## [THE EXERCISE]
Output all records precisely as written.

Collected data

---

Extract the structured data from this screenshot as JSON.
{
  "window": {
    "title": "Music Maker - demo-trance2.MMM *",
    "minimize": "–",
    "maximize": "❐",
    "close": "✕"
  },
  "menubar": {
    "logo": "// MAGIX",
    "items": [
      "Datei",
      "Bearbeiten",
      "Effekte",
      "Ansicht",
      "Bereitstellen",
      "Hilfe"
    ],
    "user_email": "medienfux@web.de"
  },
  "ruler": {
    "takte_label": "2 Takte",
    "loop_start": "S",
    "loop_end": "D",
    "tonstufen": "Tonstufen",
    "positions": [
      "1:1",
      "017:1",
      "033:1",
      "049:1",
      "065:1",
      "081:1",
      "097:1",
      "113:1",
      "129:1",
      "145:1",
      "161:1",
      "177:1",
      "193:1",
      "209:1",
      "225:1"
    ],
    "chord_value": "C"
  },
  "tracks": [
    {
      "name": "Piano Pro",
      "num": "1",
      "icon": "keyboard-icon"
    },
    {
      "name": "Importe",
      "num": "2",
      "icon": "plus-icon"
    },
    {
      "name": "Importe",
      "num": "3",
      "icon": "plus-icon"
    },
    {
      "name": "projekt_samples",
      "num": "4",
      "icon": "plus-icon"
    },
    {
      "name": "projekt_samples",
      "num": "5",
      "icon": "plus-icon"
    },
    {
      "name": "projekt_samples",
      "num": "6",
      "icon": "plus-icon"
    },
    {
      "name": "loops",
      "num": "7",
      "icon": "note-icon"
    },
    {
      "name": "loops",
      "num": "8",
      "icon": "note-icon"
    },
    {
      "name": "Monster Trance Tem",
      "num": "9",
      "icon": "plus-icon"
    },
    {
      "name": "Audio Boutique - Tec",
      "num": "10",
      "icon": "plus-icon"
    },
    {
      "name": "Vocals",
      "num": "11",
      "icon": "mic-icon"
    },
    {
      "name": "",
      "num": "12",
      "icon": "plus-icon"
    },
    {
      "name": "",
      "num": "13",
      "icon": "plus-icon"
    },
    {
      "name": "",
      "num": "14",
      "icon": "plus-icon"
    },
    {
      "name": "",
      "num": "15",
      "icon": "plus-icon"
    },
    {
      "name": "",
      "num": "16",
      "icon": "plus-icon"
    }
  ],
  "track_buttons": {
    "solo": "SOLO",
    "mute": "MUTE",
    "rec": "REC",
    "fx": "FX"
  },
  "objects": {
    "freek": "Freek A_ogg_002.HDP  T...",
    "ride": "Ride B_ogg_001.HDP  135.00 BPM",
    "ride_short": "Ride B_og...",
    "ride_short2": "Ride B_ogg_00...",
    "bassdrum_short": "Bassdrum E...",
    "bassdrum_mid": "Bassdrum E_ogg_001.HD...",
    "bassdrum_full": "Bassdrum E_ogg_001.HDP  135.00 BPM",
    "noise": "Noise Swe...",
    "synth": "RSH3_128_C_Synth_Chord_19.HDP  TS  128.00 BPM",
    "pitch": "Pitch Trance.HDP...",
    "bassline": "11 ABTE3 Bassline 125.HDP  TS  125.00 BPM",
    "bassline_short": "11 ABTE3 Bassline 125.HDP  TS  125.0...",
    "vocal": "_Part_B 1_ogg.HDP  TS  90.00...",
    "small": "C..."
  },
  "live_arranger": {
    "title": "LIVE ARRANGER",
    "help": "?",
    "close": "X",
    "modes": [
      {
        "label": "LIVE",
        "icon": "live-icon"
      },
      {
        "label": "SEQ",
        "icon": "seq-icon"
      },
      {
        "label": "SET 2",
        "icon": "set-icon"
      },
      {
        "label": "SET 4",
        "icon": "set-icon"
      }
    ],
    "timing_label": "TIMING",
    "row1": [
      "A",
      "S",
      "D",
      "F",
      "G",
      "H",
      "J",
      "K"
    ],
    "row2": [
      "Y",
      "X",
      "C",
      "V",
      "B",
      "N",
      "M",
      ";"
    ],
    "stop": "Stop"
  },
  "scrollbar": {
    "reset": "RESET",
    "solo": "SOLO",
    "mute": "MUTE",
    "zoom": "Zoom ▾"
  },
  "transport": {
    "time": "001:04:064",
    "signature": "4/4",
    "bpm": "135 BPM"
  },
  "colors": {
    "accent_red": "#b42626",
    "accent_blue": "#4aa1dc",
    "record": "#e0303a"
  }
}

---

## [TASK RESULT]
Extract the structured data from this screenshot as JSON.
{
  "window": {
    "title": "Music Maker - demo-trance2.MMM *",
    "minimize": "–",
    "maximize": "❐",
    "close": "✕"
  },
  "menubar": {
    "logo": "// MAGIX",
    "items": [
      "Datei",
      "Bearbeiten",
      "Effekte",
      "Ansicht",
      "Bereitstellen",
      "Hilfe"
    ],
    "user_email": "medienfux@web.de"
  },
  "ruler": {
    "takte_label": "2 Takte",
    "loop_start": "S",
    "loop_end": "D",
    "tonstufen": "Tonstufen",
    "positions": [
      "1:1",
      "017:1",
      "033:1",
      "049:1",
      "065:1",
      "081:1",
      "097:1",
      "113:1",
      "129:1",
      "145:1",
      "161:1",
      "177:1",
      "193:1",
      "209:1",
      "225:1"
    ],
    "chord_value": "C"
  },
  "tracks": [
    {
      "name": "Piano Pro",
      "num": "1",
      "icon": "keyboard-icon"
    },
    {
      "name": "Importe",
      "num": "2",
      "icon": "plus-icon"
    },
    {
      "name": "Importe",
      "num": "3",
      "icon": "plus-icon"
    },
    {
      "name": "projekt_samples",
      "num": "4",
      "icon": "plus-icon"
    },
    {
      "name": "projekt_samples",
      "num": "5",
      "icon": "plus-icon"
    },
    {
      "name": "projekt_samples",
      "num": "6",
      "icon": "plus-icon"
    },
    {
      "name": "loops",
      "num": "7",
      "icon": "note-icon"
    },
    {
      "name": "loops",
      "num": "8",
      "icon": "note-icon"
    },
    {
      "name": "Monster Trance Tem",
      "num": "9",
      "icon": "plus-icon"
    },
    {
      "name": "Audio Boutique - Tec",
      "num": "10",
      "icon": "plus-icon"
    },
    {
      "name": "Vocals",
      "num": "11",
      "icon": "mic-icon"
    },
    {
      "name": "",
      "num": "12",
      "icon": "plus-icon"
    },
    {
      "name": "",
      "num": "13",
      "icon": "plus-icon"
    },
    {
      "name": "",
      "num": "14",
      "icon": "plus-icon"
    },
    {
      "name": "",
      "num": "15",
      "icon": "plus-icon"
    },
    {
      "name": "",
      "num": "16",
      "icon": "plus-icon"
    }
  ],
  "track_buttons": {
    "solo": "SOLO",
    "mute": "MUTE",
    "rec": "REC",
    "fx": "FX"
  },
  "objects": {
    "freek": "Freek A_ogg_002.HDP  T...",
    "ride": "Ride B_ogg_001.HDP  135.00 BPM",
    "ride_short": "Ride B_og...",
    "ride_short2": "Ride B_ogg_00...",
    "bassdrum_short": "Bassdrum E...",
    "bassdrum_mid": "Bassdrum E_ogg_001.HD...",
    "bassdrum_full": "Bassdrum E_ogg_001.HDP  135.00 BPM",
    "noise": "Noise Swe...",
    "synth": "RSH3_128_C_Synth_Chord_19.HDP  TS  128.00 BPM",
    "pitch": "Pitch Trance.HDP...",
    "bassline": "11 ABTE3 Bassline 125.HDP  TS  125.00 BPM",
    "bassline_short": "11 ABTE3 Bassline 125.HDP  TS  125.0...",
    "vocal": "_Part_B 1_ogg.HDP  TS  90.00...",
    "small": "C..."
  },
  "live_arranger": {
    "title": "LIVE ARRANGER",
    "help": "?",
    "close": "X",
    "modes": [
      {
        "label": "LIVE",
        "icon": "live-icon"
      },
      {
        "label": "SEQ",
        "icon": "seq-icon"
      },
      {
        "label": "SET 2",
        "icon": "set-icon"
      },
      {
        "label": "SET 4",
        "icon": "set-icon"
      }
    ],
    "timing_label": "TIMING",
    "row1": [
      "A",
      "S",
      "D",
      "F",
      "G",
      "H",
      "J",
      "K"
    ],
    "row2": [
      "Y",
      "X",
      "C",
      "V",
      "B",
      "N",
      "M",
      ";"
    ],
    "stop": "Stop"
  },
  "scrollbar": {
    "reset": "RESET",
    "solo": "SOLO",
    "mute": "MUTE",
    "zoom": "Zoom ▾"
  },
  "transport": {
    "time": "001:04:064",
    "signature": "4/4",
    "bpm": "135 BPM"
  },
  "colors": {
    "accent_red": "#b42626",
    "accent_blue": "#4aa1dc",
    "record": "#e0303a"
  }
}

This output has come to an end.